# Written instruction
Quote the data below in full, please, without altering anything.

# Stored rows

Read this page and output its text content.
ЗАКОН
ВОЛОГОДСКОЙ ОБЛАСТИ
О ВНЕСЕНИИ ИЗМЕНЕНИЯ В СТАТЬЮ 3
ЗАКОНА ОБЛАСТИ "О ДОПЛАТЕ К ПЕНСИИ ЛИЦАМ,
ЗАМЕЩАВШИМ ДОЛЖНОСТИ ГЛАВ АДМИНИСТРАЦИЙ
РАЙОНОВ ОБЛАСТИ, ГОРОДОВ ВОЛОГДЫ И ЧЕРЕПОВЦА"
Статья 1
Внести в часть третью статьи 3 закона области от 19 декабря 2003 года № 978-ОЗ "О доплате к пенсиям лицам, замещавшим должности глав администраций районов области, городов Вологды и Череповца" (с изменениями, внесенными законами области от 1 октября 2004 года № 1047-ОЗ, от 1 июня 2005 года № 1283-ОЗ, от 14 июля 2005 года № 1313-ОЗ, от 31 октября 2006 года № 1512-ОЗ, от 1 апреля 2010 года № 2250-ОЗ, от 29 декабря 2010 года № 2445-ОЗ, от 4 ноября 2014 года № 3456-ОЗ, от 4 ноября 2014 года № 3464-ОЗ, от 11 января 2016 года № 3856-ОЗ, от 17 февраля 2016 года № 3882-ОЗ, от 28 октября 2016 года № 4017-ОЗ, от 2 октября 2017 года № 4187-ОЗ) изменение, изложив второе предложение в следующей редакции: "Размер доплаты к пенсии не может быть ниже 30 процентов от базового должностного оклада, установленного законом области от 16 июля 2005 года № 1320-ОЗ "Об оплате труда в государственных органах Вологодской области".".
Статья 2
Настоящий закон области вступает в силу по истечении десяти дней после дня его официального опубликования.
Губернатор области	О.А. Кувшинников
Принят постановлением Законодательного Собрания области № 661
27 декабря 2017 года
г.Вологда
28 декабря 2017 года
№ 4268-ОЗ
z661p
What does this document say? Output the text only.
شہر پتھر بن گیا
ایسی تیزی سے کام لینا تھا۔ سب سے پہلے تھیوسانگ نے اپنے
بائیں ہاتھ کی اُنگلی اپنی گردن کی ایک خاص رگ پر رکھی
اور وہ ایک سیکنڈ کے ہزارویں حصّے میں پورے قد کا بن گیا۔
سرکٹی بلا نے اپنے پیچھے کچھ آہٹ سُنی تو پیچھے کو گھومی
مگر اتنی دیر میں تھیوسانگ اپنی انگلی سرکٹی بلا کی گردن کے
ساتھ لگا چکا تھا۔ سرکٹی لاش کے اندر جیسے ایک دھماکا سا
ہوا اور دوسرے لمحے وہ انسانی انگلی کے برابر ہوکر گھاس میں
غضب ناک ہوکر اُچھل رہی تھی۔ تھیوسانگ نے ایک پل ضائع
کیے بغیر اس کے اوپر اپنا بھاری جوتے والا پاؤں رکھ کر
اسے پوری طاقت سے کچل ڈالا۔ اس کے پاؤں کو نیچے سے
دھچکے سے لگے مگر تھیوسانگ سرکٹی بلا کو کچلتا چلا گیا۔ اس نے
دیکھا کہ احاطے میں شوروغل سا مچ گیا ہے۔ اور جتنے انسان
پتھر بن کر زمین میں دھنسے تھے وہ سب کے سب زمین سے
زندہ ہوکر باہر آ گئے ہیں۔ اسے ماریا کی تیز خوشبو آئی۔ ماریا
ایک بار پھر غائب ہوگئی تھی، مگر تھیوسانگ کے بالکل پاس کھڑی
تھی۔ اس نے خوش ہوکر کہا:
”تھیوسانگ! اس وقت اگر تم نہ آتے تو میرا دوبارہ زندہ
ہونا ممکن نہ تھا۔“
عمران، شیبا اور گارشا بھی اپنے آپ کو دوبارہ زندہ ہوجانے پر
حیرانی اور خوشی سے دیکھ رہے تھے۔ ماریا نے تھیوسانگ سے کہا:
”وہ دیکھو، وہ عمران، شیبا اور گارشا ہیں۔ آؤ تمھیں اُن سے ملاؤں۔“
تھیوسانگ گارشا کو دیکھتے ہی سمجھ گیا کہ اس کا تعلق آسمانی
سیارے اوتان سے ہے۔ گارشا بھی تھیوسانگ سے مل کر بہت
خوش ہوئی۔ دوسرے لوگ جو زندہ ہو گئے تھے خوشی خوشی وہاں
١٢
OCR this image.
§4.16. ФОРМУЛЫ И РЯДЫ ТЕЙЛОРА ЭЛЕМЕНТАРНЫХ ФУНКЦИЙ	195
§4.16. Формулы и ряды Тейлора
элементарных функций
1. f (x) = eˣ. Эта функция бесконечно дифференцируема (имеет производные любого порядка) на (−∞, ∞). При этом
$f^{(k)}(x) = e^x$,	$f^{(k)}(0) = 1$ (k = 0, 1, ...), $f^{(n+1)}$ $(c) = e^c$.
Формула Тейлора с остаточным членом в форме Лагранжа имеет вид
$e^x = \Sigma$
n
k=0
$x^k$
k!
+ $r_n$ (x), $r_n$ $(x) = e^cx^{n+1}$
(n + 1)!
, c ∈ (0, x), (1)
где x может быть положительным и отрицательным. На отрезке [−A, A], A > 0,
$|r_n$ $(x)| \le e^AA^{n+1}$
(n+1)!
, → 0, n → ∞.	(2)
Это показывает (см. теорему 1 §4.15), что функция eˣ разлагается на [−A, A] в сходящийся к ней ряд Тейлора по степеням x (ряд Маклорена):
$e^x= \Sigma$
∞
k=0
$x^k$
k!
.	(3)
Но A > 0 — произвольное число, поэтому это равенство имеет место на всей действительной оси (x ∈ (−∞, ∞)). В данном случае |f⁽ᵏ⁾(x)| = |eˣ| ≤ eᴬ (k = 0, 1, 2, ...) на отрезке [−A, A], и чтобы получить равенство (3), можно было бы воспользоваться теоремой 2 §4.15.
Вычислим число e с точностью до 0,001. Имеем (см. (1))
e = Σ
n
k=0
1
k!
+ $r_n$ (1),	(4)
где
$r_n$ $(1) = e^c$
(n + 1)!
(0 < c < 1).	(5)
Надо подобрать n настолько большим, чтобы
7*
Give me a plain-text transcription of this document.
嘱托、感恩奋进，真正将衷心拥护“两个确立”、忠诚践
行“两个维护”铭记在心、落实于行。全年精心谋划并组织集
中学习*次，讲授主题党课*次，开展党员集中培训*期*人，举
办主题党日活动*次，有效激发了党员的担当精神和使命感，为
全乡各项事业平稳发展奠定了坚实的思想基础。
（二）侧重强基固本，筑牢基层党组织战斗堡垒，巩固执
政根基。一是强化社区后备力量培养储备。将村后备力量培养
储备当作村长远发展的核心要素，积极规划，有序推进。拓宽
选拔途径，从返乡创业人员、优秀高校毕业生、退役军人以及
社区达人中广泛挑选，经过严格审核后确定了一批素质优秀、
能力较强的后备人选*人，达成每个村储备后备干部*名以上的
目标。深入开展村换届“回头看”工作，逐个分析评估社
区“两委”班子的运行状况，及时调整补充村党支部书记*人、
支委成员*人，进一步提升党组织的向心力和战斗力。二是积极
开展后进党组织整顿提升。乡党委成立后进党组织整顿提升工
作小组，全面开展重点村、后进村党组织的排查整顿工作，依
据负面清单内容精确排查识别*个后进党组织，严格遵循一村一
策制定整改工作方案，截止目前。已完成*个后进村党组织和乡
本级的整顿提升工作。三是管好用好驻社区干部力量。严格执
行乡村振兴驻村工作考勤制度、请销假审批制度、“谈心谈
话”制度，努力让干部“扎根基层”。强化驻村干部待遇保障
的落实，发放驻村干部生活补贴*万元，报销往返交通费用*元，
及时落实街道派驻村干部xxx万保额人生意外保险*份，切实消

# Full answer
Read this page and output its text content.
ЗАКОН
ВОЛОГОДСКОЙ ОБЛАСТИ
О ВНЕСЕНИИ ИЗМЕНЕНИЯ В СТАТЬЮ 3
ЗАКОНА ОБЛАСТИ "О ДОПЛАТЕ К ПЕНСИИ ЛИЦАМ,
ЗАМЕЩАВШИМ ДОЛЖНОСТИ ГЛАВ АДМИНИСТРАЦИЙ
РАЙОНОВ ОБЛАСТИ, ГОРОДОВ ВОЛОГДЫ И ЧЕРЕПОВЦА"
Статья 1
Внести в часть третью статьи 3 закона области от 19 декабря 2003 года № 978-ОЗ "О доплате к пенсиям лицам, замещавшим должности глав администраций районов области, городов Вологды и Череповца" (с изменениями, внесенными законами области от 1 октября 2004 года № 1047-ОЗ, от 1 июня 2005 года № 1283-ОЗ, от 14 июля 2005 года № 1313-ОЗ, от 31 октября 2006 года № 1512-ОЗ, от 1 апреля 2010 года № 2250-ОЗ, от 29 декабря 2010 года № 2445-ОЗ, от 4 ноября 2014 года № 3456-ОЗ, от 4 ноября 2014 года № 3464-ОЗ, от 11 января 2016 года № 3856-ОЗ, от 17 февраля 2016 года № 3882-ОЗ, от 28 октября 2016 года № 4017-ОЗ, от 2 октября 2017 года № 4187-ОЗ) изменение, изложив второе предложение в следующей редакции: "Размер доплаты к пенсии не может быть ниже 30 процентов от базового должностного оклада, установленного законом области от 16 июля 2005 года № 1320-ОЗ "Об оплате труда в государственных органах Вологодской области".".
Статья 2
Настоящий закон области вступает в силу по истечении десяти дней после дня его официального опубликования.
Губернатор области	О.А. Кувшинников
Принят постановлением Законодательного Собрания области № 661
27 декабря 2017 года
г.Вологда
28 декабря 2017 года
№ 4268-ОЗ
z661p
What does this document say? Output the text only.
شہر پتھر بن گیا
ایسی تیزی سے کام لینا تھا۔ سب سے پہلے تھیوسانگ نے اپنے
بائیں ہاتھ کی اُنگلی اپنی گردن کی ایک خاص رگ پر رکھی
اور وہ ایک سیکنڈ کے ہزارویں حصّے میں پورے قد کا بن گیا۔
سرکٹی بلا نے اپنے پیچھے کچھ آہٹ سُنی تو پیچھے کو گھومی
مگر اتنی دیر میں تھیوسانگ اپنی انگلی سرکٹی بلا کی گردن کے
ساتھ لگا چکا تھا۔ سرکٹی لاش کے اندر جیسے ایک دھماکا سا
ہوا اور دوسرے لمحے وہ انسانی انگلی کے برابر ہوکر گھاس میں
غضب ناک ہوکر اُچھل رہی تھی۔ تھیوسانگ نے ایک پل ضائع
کیے بغیر اس کے اوپر اپنا بھاری جوتے والا پاؤں رکھ کر
اسے پوری طاقت سے کچل ڈالا۔ اس کے پاؤں کو نیچے سے
دھچکے سے لگے مگر تھیوسانگ سرکٹی بلا کو کچلتا چلا گیا۔ اس نے
دیکھا کہ احاطے میں شوروغل سا مچ گیا ہے۔ اور جتنے انسان
پتھر بن کر زمین میں دھنسے تھے وہ سب کے سب زمین سے
زندہ ہوکر باہر آ گئے ہیں۔ اسے ماریا کی تیز خوشبو آئی۔ ماریا
ایک بار پھر غائب ہوگئی تھی، مگر تھیوسانگ کے بالکل پاس کھڑی
تھی۔ اس نے خوش ہوکر کہا:
”تھیوسانگ! اس وقت اگر تم نہ آتے تو میرا دوبارہ زندہ
ہونا ممکن نہ تھا۔“
عمران، شیبا اور گارشا بھی اپنے آپ کو دوبارہ زندہ ہوجانے پر
حیرانی اور خوشی سے دیکھ رہے تھے۔ ماریا نے تھیوسانگ سے کہا:
”وہ دیکھو، وہ عمران، شیبا اور گارشا ہیں۔ آؤ تمھیں اُن سے ملاؤں۔“
تھیوسانگ گارشا کو دیکھتے ہی سمجھ گیا کہ اس کا تعلق آسمانی
سیارے اوتان سے ہے۔ گارشا بھی تھیوسانگ سے مل کر بہت
خوش ہوئی۔ دوسرے لوگ جو زندہ ہو گئے تھے خوشی خوشی وہاں
١٢
OCR this image.
§4.16. ФОРМУЛЫ И РЯДЫ ТЕЙЛОРА ЭЛЕМЕНТАРНЫХ ФУНКЦИЙ	195
§4.16. Формулы и ряды Тейлора
элементарных функций
1. f (x) = eˣ. Эта функция бесконечно дифференцируема (имеет производные любого порядка) на (−∞, ∞). При этом
$f^{(k)}(x) = e^x$,	$f^{(k)}(0) = 1$ (k = 0, 1, ...), $f^{(n+1)}$ $(c) = e^c$.
Формула Тейлора с остаточным членом в форме Лагранжа имеет вид
$e^x = \Sigma$
n
k=0
$x^k$
k!
+ $r_n$ (x), $r_n$ $(x) = e^cx^{n+1}$
(n + 1)!
, c ∈ (0, x), (1)
где x может быть положительным и отрицательным. На отрезке [−A, A], A > 0,
$|r_n$ $(x)| \le e^AA^{n+1}$
(n+1)!
, → 0, n → ∞.	(2)
Это показывает (см. теорему 1 §4.15), что функция eˣ разлагается на [−A, A] в сходящийся к ней ряд Тейлора по степеням x (ряд Маклорена):
$e^x= \Sigma$
∞
k=0
$x^k$
k!
.	(3)
Но A > 0 — произвольное число, поэтому это равенство имеет место на всей действительной оси (x ∈ (−∞, ∞)). В данном случае |f⁽ᵏ⁾(x)| = |eˣ| ≤ eᴬ (k = 0, 1, 2, ...) на отрезке [−A, A], и чтобы получить равенство (3), можно было бы воспользоваться теоремой 2 §4.15.
Вычислим число e с точностью до 0,001. Имеем (см. (1))
e = Σ
n
k=0
1
k!
+ $r_n$ (1),	(4)
где
$r_n$ $(1) = e^c$
(n + 1)!
(0 < c < 1).	(5)
Надо подобрать n настолько большим, чтобы
7*
Give me a plain-text transcription of this document.
嘱托、感恩奋进，真正将衷心拥护“两个确立”、忠诚践
行“两个维护”铭记在心、落实于行。全年精心谋划并组织集
中学习*次，讲授主题党课*次，开展党员集中培训*期*人，举
办主题党日活动*次，有效激发了党员的担当精神和使命感，为
全乡各项事业平稳发展奠定了坚实的思想基础。
（二）侧重强基固本，筑牢基层党组织战斗堡垒，巩固执
政根基。一是强化社区后备力量培养储备。将村后备力量培养
储备当作村长远发展的核心要素，积极规划，有序推进。拓宽
选拔途径，从返乡创业人员、优秀高校毕业生、退役军人以及
社区达人中广泛挑选，经过严格审核后确定了一批素质优秀、
能力较强的后备人选*人，达成每个村储备后备干部*名以上的
目标。深入开展村换届“回头看”工作，逐个分析评估社
区“两委”班子的运行状况，及时调整补充村党支部书记*人、
支委成员*人，进一步提升党组织的向心力和战斗力。二是积极
开展后进党组织整顿提升。乡党委成立后进党组织整顿提升工
作小组，全面开展重点村、后进村党组织的排查整顿工作，依
据负面清单内容精确排查识别*个后进党组织，严格遵循一村一
策制定整改工作方案，截止目前。已完成*个后进村党组织和乡
本级的整顿提升工作。三是管好用好驻社区干部力量。严格执
行乡村振兴驻村工作考勤制度、请销假审批制度、“谈心谈
话”制度，努力让干部“扎根基层”。强化驻村干部待遇保障
的落实，发放驻村干部生活补贴*万元，报销往返交通费用*元，
及时落实街道派驻村干部xxx万保额人生意外保险*份，切实消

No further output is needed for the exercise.